> Deine Aufgabe:
Gib aus dem Text über den Siemensstadt Square den Abschnitt wortgetreu wieder, der mit „Der überarbeitete Masterplan“ beginnt und sich bis einschließlich „sowie zwei Kitas.“ erstreckt.

> Vorliegender Text:
Siemensstadt Square: Berlins futuristisches Quartier für 40.000 Menschen entsteht bis 2030
Marie GüntherSiemensstadt Square: Berlins futuristisches Quartier für 40.000 Menschen entsteht bis 2030
Siemensstadt Square: Berlins neues Großprojekt für die 2030er-Jahre
Bis zu den 2030er-Jahren soll Berlins Siemensstadt Square zu einem bedeutenden neuen Stadtviertel heranwachsen. Ab 2024 beginnen die Bauarbeiten für das Vorhaben, in das insgesamt 4,5 Milliarden Euro investiert werden. Vollendet soll das Quartier einmal rund 40.000 Bewohnerinnen, Bewohnern und Beschäftigten Platz bieten.
Der überarbeitete Masterplan sieht nun 3.750 Wohnungen vor – eine deutliche Steigerung gegenüber den ursprünglich geplanten 2.000. Siemens steuert 750 Millionen Euro zum Gesamtbudget von 4,5 Milliarden Euro bei. Neben Wohnraum entstehen eine Grundschule für 600 Schülerinnen und Schüler sowie zwei Kitas.

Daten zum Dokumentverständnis
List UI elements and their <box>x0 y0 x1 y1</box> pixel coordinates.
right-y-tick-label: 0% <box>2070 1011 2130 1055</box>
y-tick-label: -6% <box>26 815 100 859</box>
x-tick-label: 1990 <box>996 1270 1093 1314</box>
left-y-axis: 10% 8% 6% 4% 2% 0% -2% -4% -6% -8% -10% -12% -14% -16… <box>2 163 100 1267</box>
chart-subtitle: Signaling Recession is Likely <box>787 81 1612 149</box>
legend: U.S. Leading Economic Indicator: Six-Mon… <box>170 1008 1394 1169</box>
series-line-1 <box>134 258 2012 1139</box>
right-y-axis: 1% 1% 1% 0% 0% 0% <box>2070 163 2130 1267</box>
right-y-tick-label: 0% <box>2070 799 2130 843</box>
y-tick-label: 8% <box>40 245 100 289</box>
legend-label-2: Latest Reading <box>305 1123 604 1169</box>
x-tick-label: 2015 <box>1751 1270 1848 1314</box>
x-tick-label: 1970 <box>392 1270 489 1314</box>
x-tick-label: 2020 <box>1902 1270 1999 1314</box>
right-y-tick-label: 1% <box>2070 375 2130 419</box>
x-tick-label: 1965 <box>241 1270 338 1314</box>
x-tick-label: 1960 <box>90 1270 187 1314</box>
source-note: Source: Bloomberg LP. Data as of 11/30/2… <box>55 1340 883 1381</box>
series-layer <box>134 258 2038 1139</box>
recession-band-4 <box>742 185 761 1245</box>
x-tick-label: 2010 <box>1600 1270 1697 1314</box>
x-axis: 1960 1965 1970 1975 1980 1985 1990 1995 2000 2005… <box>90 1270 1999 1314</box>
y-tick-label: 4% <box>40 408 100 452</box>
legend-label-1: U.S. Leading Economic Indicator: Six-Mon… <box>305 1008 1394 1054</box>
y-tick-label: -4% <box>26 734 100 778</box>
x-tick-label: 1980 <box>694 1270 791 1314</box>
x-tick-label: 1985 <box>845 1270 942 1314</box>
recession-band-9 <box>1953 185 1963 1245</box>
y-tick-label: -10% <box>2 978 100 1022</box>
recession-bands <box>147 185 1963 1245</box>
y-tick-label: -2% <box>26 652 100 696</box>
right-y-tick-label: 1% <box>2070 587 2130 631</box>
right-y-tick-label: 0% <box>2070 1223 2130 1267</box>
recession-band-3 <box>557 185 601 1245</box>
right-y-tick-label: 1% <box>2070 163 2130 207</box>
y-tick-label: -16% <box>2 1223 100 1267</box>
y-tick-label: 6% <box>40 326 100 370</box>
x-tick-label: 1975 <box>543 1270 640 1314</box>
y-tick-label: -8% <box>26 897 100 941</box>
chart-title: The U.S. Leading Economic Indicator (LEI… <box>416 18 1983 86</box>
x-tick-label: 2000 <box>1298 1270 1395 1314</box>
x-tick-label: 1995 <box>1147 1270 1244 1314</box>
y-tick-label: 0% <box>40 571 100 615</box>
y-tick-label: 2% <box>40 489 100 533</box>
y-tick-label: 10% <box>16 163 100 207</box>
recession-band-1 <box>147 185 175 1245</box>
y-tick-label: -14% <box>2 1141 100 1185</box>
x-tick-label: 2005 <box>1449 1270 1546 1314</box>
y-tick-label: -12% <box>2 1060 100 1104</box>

> Lösung:
Der überarbeitete Masterplan sieht nun 3.750 Wohnungen vor – eine deutliche Steigerung gegenüber den ursprünglich geplanten 2.000. Siemens steuert 750 Millionen Euro zum Gesamtbudget von 4,5 Milliarden Euro bei. Neben Wohnraum entstehen eine Grundschule für 600 Schülerinnen und Schüler sowie zwei Kitas.